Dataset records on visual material
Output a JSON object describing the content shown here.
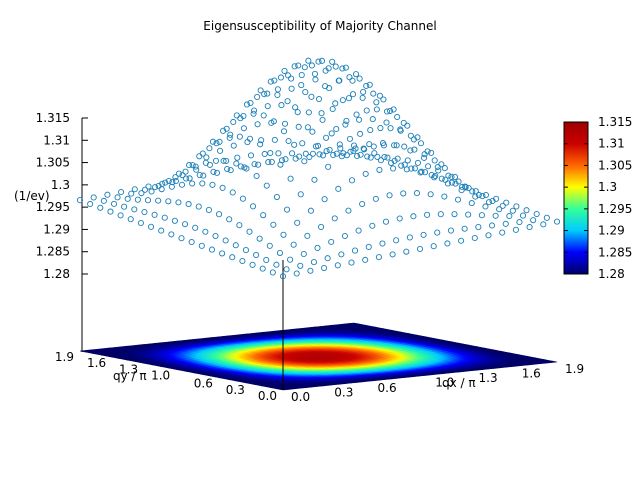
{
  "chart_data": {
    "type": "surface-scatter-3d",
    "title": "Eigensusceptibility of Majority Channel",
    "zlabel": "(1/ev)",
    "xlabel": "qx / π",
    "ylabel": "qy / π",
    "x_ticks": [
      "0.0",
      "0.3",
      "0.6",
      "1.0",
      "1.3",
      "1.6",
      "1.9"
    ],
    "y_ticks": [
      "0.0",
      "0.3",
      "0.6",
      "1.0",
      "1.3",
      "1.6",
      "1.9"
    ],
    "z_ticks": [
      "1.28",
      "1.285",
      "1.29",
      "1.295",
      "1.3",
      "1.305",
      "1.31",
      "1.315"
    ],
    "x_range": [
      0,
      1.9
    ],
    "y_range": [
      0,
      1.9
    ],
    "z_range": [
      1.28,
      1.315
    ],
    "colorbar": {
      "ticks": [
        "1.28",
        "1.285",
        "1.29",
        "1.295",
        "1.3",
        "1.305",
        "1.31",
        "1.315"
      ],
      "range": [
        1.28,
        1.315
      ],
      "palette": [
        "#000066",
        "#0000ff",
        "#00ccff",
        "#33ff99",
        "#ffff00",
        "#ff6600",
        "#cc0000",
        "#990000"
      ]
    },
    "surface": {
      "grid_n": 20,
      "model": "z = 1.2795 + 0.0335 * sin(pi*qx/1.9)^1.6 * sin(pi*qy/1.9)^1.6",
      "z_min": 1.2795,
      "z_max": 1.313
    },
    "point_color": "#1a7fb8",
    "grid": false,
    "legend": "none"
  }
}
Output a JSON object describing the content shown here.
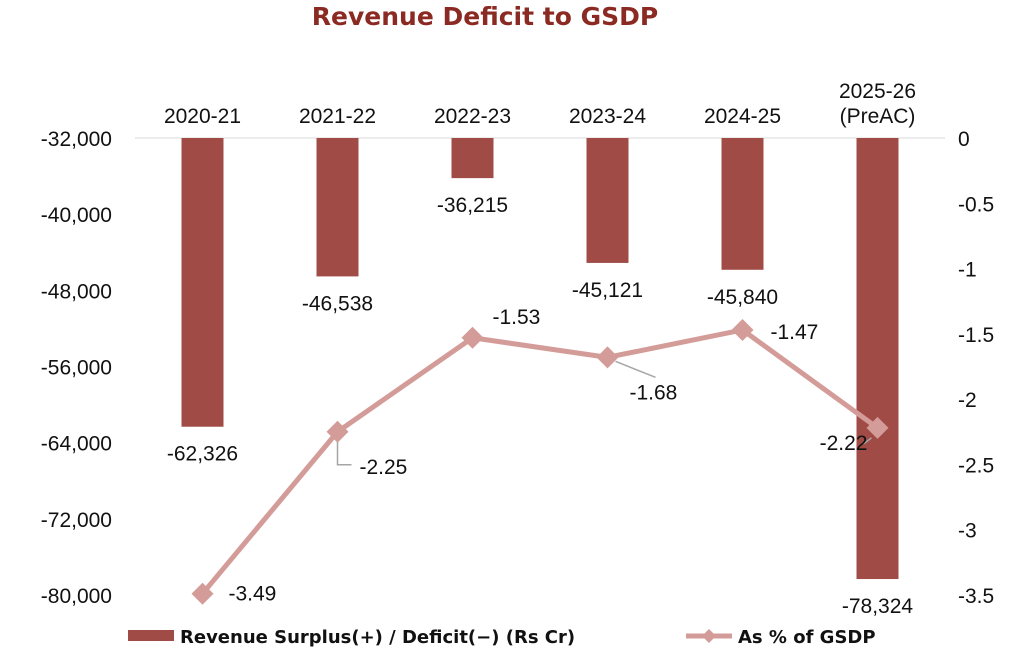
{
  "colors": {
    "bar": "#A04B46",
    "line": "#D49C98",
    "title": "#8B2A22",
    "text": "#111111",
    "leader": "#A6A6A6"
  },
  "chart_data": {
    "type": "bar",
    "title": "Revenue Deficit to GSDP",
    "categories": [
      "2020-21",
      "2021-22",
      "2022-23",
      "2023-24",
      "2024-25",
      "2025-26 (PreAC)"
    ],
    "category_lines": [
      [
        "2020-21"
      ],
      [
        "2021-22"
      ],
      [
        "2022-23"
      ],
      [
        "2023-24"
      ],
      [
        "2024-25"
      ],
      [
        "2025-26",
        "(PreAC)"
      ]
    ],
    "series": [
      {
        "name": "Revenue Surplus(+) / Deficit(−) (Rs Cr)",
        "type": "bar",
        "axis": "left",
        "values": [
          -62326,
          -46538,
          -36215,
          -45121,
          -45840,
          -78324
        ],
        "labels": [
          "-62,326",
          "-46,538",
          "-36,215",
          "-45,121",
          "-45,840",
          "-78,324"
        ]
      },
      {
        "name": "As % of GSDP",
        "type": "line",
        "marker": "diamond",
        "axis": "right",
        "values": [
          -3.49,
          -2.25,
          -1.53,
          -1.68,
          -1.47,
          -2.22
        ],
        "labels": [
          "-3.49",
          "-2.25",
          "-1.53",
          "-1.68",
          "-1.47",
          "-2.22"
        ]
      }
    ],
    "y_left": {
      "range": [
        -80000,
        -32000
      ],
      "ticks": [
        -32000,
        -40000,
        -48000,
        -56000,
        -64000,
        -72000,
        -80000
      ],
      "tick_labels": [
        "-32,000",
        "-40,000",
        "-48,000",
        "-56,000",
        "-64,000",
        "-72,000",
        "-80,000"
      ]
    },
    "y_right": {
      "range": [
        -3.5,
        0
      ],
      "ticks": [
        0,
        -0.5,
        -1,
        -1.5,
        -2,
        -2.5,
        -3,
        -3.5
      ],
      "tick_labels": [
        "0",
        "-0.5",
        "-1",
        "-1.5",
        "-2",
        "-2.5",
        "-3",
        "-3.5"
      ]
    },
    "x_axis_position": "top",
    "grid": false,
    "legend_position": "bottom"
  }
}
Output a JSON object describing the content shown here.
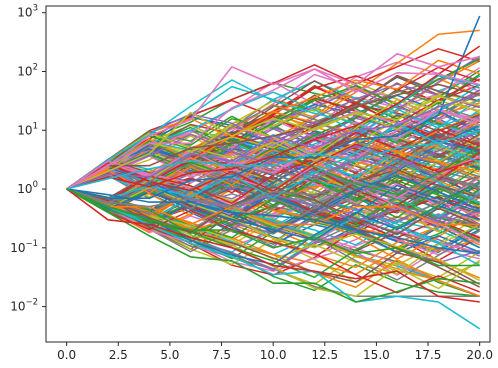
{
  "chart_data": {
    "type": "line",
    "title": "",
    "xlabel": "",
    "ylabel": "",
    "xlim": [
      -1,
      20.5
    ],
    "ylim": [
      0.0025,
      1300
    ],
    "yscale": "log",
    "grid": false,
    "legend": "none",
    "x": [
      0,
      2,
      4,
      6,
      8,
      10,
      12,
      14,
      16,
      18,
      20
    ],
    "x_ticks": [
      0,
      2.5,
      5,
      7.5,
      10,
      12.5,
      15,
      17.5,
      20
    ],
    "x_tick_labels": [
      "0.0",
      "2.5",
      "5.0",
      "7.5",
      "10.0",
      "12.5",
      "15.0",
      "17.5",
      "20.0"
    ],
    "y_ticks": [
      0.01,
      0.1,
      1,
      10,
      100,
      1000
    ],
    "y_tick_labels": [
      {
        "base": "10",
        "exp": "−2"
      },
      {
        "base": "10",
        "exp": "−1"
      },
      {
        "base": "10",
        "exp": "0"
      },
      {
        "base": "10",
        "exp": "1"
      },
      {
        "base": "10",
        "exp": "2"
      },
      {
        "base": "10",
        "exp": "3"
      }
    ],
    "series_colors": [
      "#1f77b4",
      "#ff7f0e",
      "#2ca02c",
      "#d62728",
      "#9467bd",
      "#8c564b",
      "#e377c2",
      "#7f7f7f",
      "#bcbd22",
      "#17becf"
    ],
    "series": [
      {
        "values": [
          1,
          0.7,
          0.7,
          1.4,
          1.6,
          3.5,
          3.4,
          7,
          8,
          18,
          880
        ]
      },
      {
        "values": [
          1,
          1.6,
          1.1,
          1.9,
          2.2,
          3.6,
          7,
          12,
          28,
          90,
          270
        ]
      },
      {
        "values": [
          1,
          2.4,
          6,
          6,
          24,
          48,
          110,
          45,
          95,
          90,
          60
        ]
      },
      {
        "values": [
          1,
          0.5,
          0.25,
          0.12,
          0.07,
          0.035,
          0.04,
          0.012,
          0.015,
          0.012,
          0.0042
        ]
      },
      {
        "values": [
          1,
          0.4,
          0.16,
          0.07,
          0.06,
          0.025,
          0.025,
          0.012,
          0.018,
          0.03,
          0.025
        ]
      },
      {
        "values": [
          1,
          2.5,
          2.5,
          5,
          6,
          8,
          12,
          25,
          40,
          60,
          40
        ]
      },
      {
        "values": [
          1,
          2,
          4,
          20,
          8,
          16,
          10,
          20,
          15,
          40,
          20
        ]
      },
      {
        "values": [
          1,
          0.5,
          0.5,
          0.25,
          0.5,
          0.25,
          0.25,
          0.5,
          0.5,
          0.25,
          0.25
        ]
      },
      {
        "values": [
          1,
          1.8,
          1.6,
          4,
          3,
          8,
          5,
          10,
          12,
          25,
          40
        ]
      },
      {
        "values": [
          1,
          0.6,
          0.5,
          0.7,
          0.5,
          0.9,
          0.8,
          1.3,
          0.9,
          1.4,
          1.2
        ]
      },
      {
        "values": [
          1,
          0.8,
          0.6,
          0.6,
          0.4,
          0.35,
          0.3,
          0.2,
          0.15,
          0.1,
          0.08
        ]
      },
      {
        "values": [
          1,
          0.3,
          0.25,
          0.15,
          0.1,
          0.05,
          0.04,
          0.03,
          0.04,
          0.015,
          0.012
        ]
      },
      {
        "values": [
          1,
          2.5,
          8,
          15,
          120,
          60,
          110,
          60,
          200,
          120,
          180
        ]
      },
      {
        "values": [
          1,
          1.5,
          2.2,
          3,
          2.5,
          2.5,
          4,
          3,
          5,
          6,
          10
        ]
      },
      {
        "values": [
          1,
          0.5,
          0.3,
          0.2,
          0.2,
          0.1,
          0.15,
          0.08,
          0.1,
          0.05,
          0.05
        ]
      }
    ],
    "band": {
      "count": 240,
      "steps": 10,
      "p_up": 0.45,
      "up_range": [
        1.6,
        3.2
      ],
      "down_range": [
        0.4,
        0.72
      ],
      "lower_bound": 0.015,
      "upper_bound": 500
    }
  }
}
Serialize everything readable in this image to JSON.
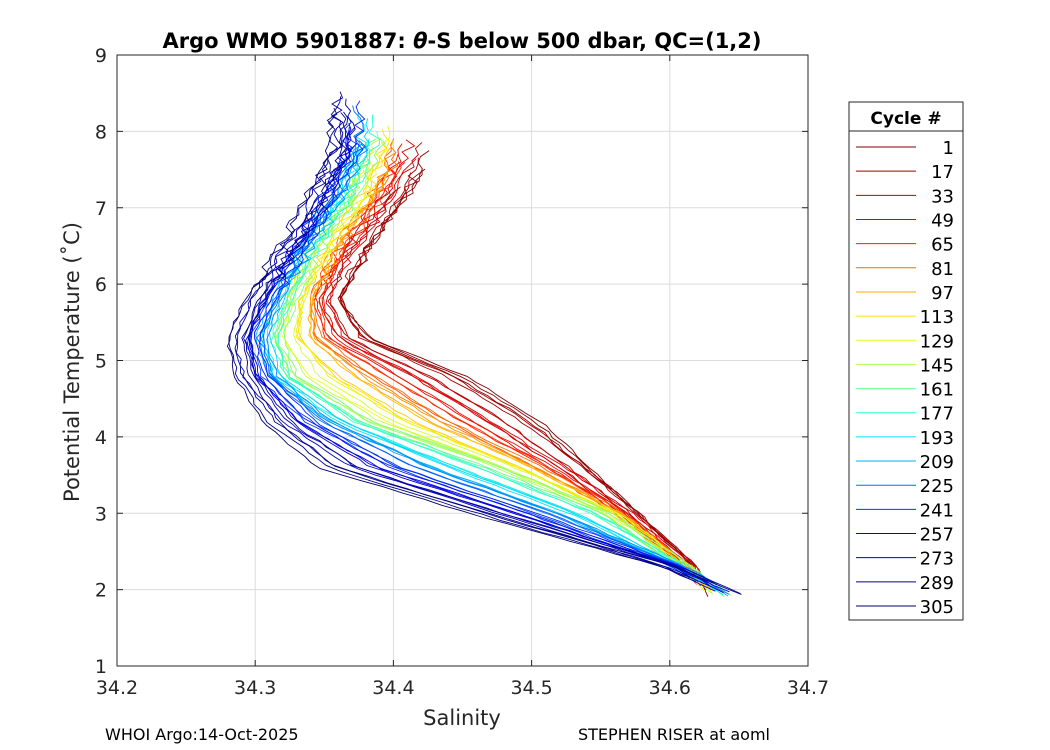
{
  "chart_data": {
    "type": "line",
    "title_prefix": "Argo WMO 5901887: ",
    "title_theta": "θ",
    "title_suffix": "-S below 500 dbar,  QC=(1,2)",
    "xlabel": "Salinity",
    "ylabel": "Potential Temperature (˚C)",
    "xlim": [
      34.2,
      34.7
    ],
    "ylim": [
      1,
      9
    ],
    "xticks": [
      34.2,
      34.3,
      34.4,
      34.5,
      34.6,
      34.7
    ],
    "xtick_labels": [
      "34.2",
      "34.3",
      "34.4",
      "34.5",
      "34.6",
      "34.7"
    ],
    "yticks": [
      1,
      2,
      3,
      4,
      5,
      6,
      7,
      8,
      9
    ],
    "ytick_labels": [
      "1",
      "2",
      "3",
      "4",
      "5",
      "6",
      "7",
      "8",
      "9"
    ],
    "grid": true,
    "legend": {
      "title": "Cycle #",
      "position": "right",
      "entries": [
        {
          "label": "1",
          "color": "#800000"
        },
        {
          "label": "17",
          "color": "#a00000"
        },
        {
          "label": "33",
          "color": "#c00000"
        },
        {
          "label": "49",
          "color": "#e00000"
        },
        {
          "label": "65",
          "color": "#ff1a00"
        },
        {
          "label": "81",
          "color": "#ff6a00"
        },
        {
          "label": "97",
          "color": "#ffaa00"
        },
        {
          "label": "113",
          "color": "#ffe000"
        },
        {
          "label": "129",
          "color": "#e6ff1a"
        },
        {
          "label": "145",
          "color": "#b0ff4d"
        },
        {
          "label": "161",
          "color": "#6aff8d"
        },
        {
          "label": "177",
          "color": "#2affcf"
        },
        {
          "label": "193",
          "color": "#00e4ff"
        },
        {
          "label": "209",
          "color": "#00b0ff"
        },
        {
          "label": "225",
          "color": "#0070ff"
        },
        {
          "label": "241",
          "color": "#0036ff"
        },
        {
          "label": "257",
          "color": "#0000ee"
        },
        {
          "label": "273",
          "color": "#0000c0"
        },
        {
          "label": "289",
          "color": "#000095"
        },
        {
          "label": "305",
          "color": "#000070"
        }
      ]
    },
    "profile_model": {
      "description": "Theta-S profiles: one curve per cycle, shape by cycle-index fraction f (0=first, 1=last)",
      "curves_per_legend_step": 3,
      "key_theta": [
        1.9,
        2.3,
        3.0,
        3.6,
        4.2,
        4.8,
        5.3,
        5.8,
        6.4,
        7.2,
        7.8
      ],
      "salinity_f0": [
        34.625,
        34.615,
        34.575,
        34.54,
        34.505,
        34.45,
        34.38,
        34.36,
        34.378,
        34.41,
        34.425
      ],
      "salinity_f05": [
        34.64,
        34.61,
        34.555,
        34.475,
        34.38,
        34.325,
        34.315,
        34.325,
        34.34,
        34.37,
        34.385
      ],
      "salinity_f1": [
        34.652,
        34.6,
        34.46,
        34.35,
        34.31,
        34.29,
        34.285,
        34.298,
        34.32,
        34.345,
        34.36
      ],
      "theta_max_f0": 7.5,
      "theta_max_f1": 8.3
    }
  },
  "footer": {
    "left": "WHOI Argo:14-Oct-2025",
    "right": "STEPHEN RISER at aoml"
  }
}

■ Work to do ■
Select every line in the material above where the string "name" occurs, and copy it.

■ Written response ■
        "name": "Revenue Surplus(+) / Deficit(−) (Rs Cr)",
        "name": "As % of GSDP",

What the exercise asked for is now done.